**What the exercise asks**
Go through the records underneath and write each one out again exactly.

** Start **

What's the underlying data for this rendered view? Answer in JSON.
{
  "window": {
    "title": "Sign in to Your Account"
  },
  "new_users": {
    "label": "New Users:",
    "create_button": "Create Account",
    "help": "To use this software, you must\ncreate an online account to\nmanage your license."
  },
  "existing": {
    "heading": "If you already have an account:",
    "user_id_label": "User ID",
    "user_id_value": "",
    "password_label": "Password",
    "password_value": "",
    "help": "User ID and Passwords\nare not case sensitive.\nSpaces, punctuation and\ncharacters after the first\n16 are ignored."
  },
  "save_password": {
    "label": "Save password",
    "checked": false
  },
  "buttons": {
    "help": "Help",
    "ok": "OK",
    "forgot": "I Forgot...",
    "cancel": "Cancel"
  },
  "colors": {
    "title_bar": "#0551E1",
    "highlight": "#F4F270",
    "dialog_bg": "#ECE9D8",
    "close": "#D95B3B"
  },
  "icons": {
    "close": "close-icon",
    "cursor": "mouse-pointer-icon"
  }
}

** End **

**Final result**
What's the underlying data for this rendered view? Answer in JSON.
{
  "window": {
    "title": "Sign in to Your Account"
  },
  "new_users": {
    "label": "New Users:",
    "create_button": "Create Account",
    "help": "To use this software, you must\ncreate an online account to\nmanage your license."
  },
  "existing": {
    "heading": "If you already have an account:",
    "user_id_label": "User ID",
    "user_id_value": "",
    "password_label": "Password",
    "password_value": "",
    "help": "User ID and Passwords\nare not case sensitive.\nSpaces, punctuation and\ncharacters after the first\n16 are ignored."
  },
  "save_password": {
    "label": "Save password",
    "checked": false
  },
  "buttons": {
    "help": "Help",
    "ok": "OK",
    "forgot": "I Forgot...",
    "cancel": "Cancel"
  },
  "colors": {
    "title_bar": "#0551E1",
    "highlight": "#F4F270",
    "dialog_bg": "#ECE9D8",
    "close": "#D95B3B"
  },
  "icons": {
    "close": "close-icon",
    "cursor": "mouse-pointer-icon"
  }
}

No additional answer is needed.